**SHORT PROBLEM**
Work out how many lines have "setelah" in them. Give only that number.

------------------------------------------------------------

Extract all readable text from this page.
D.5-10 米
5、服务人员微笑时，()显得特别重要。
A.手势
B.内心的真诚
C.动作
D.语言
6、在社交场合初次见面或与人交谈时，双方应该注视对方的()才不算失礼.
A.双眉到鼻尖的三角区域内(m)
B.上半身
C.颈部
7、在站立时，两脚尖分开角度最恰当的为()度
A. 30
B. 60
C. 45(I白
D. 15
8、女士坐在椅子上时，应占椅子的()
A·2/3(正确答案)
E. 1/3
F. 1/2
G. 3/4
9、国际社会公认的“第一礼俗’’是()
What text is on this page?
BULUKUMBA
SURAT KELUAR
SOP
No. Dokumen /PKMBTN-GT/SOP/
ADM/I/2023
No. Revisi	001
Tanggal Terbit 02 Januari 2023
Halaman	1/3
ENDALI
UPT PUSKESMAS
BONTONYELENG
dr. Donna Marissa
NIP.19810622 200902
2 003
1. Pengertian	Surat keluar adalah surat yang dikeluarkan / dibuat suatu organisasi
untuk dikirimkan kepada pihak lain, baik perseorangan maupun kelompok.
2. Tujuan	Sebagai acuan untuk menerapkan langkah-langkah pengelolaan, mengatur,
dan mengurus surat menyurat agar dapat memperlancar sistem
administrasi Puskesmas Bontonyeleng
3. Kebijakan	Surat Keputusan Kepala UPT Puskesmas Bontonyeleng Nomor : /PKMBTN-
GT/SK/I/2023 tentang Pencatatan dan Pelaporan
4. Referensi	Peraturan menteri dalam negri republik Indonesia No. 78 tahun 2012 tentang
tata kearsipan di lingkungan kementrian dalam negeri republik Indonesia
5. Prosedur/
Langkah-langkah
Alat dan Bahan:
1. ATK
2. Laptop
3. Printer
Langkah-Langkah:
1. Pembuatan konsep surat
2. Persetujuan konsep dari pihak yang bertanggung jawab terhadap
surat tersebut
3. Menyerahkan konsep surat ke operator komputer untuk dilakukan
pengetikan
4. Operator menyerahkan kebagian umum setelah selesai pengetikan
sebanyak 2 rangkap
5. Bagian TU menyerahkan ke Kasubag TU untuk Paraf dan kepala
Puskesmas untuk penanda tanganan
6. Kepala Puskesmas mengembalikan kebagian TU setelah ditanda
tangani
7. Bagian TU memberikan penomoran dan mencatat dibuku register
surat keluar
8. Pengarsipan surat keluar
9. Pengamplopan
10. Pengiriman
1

------------------------------------------------------------

**SOLUTION TO THE PROBLEM**
2